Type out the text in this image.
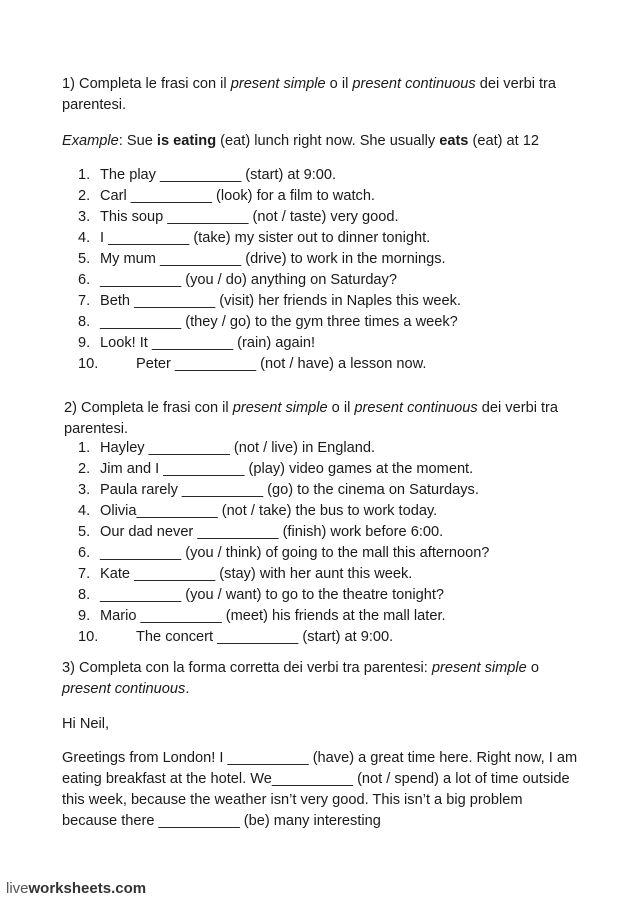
1) Completa le frasi con il present simple o il present continuous dei verbi tra parentesi.
Example: Sue is eating (eat) lunch right now. She usually eats (eat) at 12
1. The play __________ (start) at 9:00.
2. Carl __________ (look) for a film to watch.
3. This soup __________ (not / taste) very good.
4. I __________ (take) my sister out to dinner tonight.
5. My mum __________ (drive) to work in the mornings.
6. __________ (you / do) anything on Saturday?
7. Beth __________ (visit) her friends in Naples this week.
8. __________ (they / go) to the gym three times a week?
9. Look! It __________ (rain) again!
10.	Peter __________ (not / have) a lesson now.
2) Completa le frasi con il present simple o il present continuous dei verbi tra parentesi.
1. Hayley __________ (not / live) in England.
2. Jim and I __________ (play) video games at the moment.
3. Paula rarely __________ (go) to the cinema on Saturdays.
4. Olivia__________ (not / take) the bus to work today.
5. Our dad never __________ (finish) work before 6:00.
6. __________ (you / think) of going to the mall this afternoon?
7. Kate __________ (stay) with her aunt this week.
8. __________ (you / want) to go to the theatre tonight?
9. Mario __________ (meet) his friends at the mall later.
10.	The concert __________ (start) at 9:00.
3) Completa con la forma corretta dei verbi tra parentesi: present simple o present continuous.
Hi Neil,
Greetings from London! I __________ (have) a great time here. Right now, I am eating breakfast at the hotel. We__________ (not / spend) a lot of time outside this week, because the weather isn’t very good. This isn’t a big problem because there __________ (be) many interesting
liveworksheets.com
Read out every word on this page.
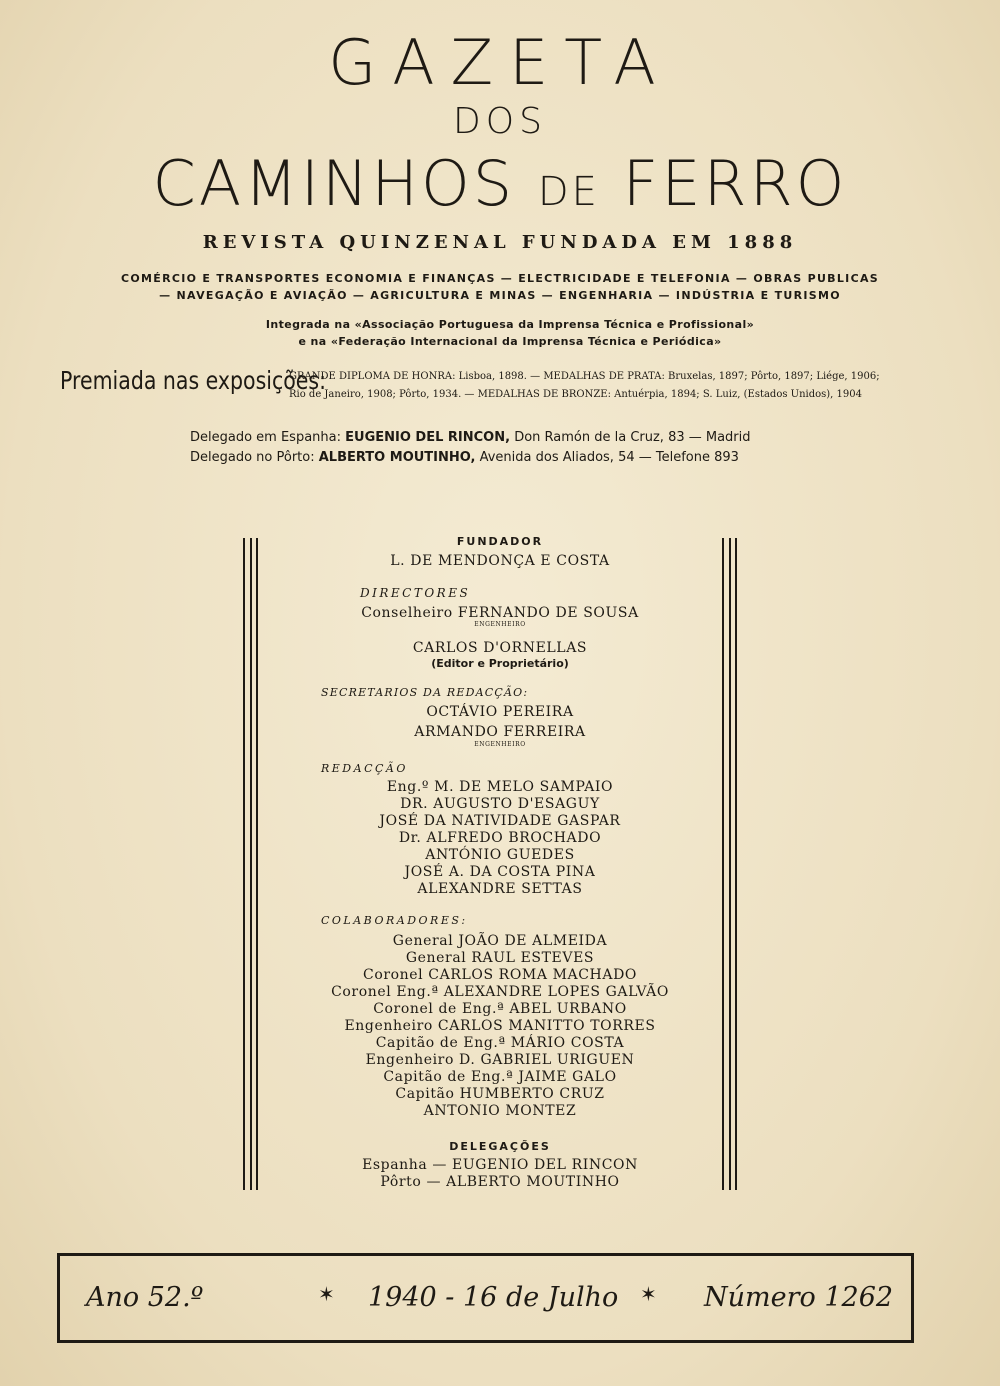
GAZETA
DOS
CAMINHOS DE FERRO
REVISTA QUINZENAL FUNDADA EM 1888
COMÉRCIO E TRANSPORTES ECONOMIA E FINANÇAS — ELECTRICIDADE E TELEFONIA — OBRAS PUBLICAS
— NAVEGAÇÃO E AVIAÇÃO — AGRICULTURA E MINAS — ENGENHARIA — INDÚSTRIA E TURISMO
Integrada na «Associação Portuguesa da Imprensa Técnica e Profissional»
e na «Federação Internacional da Imprensa Técnica e Periódica»
Premiada nas exposições:
GRANDE DIPLOMA DE HONRA: Lisboa, 1898. — MEDALHAS DE PRATA: Bruxelas, 1897; Pôrto, 1897; Liége, 1906;
Rio de Janeiro, 1908; Pôrto, 1934. — MEDALHAS DE BRONZE: Antuérpia, 1894; S. Luiz, (Estados Unidos), 1904
Delegado em Espanha: EUGENIO DEL RINCON, Don Ramón de la Cruz, 83 — Madrid
Delegado no Pôrto: ALBERTO MOUTINHO, Avenida dos Aliados, 54 — Telefone 893
FUNDADOR
L. DE MENDONÇA E COSTA
DIRECTORES
Conselheiro FERNANDO DE SOUSA
ENGENHEIRO
CARLOS D'ORNELLAS
(Editor e Proprietário)
SECRETARIOS DA REDACÇÃO:
OCTÁVIO PEREIRA
ARMANDO FERREIRA
ENGENHEIRO
REDACÇÃO
Eng.º M. DE MELO SAMPAIO
DR. AUGUSTO D'ESAGUY
JOSÉ DA NATIVIDADE GASPAR
Dr. ALFREDO BROCHADO
ANTÓNIO GUEDES
JOSÉ A. DA COSTA PINA
ALEXANDRE SETTAS
COLABORADORES:
General JOÃO DE ALMEIDA
General RAUL ESTEVES
Coronel CARLOS ROMA MACHADO
Coronel Eng.ª ALEXANDRE LOPES GALVÃO
Coronel de Eng.ª ABEL URBANO
Engenheiro CARLOS MANITTO TORRES
Capitão de Eng.ª MÁRIO COSTA
Engenheiro D. GABRIEL URIGUEN
Capitão de Eng.ª JAIME GALO
Capitão HUMBERTO CRUZ
ANTONIO MONTEZ
DELEGAÇÕES
Espanha — EUGENIO DEL RINCON
Pôrto — ALBERTO MOUTINHO
Ano 52.º	✶ 1940 - 16 de Julho ✶ Número 1262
***
Count each line of the data where the word "parentesi" appears, then reply with the total only.

# SOLUTION TO THE PROBLEM
3